# Selection

** START **

The Government continue to undermine the local economy, as evidenced in the excellent report, despite the regular trumpeting of levelling-up policies. In reality, the Conservative party chooses to invest levelling-up funding in places like Richmond and Cheltenham, rather than in places like Horden, in my constituency, which is in the top 1% of the most deprived areas in the country. Levelling up offered hope, but the ready-to-go Horden masterplan for regeneration was sidelined by a Conservative- led coalition from Durham County Council that favoured a single bid from Bishop Auckland, a constituency represented by a Conservative MP and a former Minister in the Department for Levelling Up, Housing and Communities. The Government have ignored and neglected our most deprived mining communities. Far from levelling up, Conservative Ministers have widened economic inequalities.
Does my hon. Friend agree that the problem with the levelling-up agenda the Government are pursuing is that it is mainly about capital investment? Although that investment is desperately needed in coalfield areas, Durham County Council has also lost £240 million from its grants, so the services that our constituents rely on have been devastated over the past 14 years.

** END **

# Complete the following
1. Repeat word for word the stretch of the levelling-up debate excerpt from "Does my hon." through "past 14 years.".
2. In the levelling-up debate excerpt, how much has Durham County Council lost from its grants?
3. Carry on the levelling-up debate excerpt from its last sentence.

(Entries from a dataset)
** START **

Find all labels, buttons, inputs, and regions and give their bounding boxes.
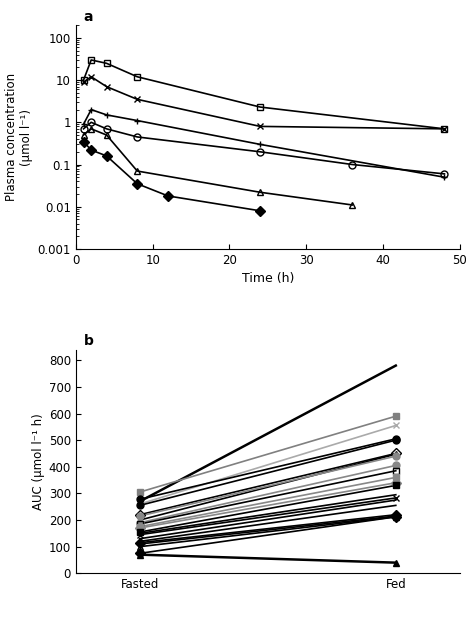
Y-axis label: AUC (μmol l⁻¹ h): AUC (μmol l⁻¹ h) <box>32 413 45 510</box>
Text: a: a <box>83 10 93 24</box>
Y-axis label: Plasma concentration
(μmol l⁻¹): Plasma concentration (μmol l⁻¹) <box>5 73 34 201</box>
Text: b: b <box>83 335 93 348</box>
X-axis label: Time (h): Time (h) <box>242 272 294 285</box>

** END **

# Set of answers
1.
Does my hon. Friend agree that the problem with the levelling-up agenda the Government are pursuing is that it is mainly about capital investment? Although that investment is desperately needed in coalfield areas, Durham County Council has also lost £240 million from its grants, so the services that our constituents rely on have been devastated over the past 14 years.

2. £240 million.

3.
I am grateful to my right hon. Friend for his intervention. I was going to talk about the levelling-up bidding rounds. He and other hon. Members are well aware of the costs that were incurred by the county council—£1.2 million—in preparing bids that were not approved by the Government. We should have a means-based system; it should not be a beauty contest. Those communities, including the mining communities that are among the most deprived and urgently need regeneration, should be prioritised. Unfortunately, that is not happening. The evidence is quite clear and is laid out in the “State of the Coalfields” report. I know other hon. Members will mention that, so I will not dwell on that point.
Coalfield communities undoubtedly face numerous challenges: a lack of job opportunities, limited public investment, and higher council taxes. We could have a separate debate about the flawed council tax that penalises areas with relatively low property values, like mine and those of my right hon. and hon. Friends. Demand on social services is increased in coalfield communities because of an ageing population, many of whom have health legacies associated with working in pits and heavy industry, and generally have lower disposable incomes. Under these conditions, local economies struggle to thrive, lacking sufficient income to support vital small businesses and employment opportunities.
Low wealth coincides with low wages, making my region, the north-east, the lowest paid in the country. The Government could alleviate this, in part, by addressing past injustices and ensuring retirement security for mine- workers and their widows by reforming the mineworkers’ pension scheme, in line with the Business, Energy and Industrial Strategy Committee recommendations published April 2021.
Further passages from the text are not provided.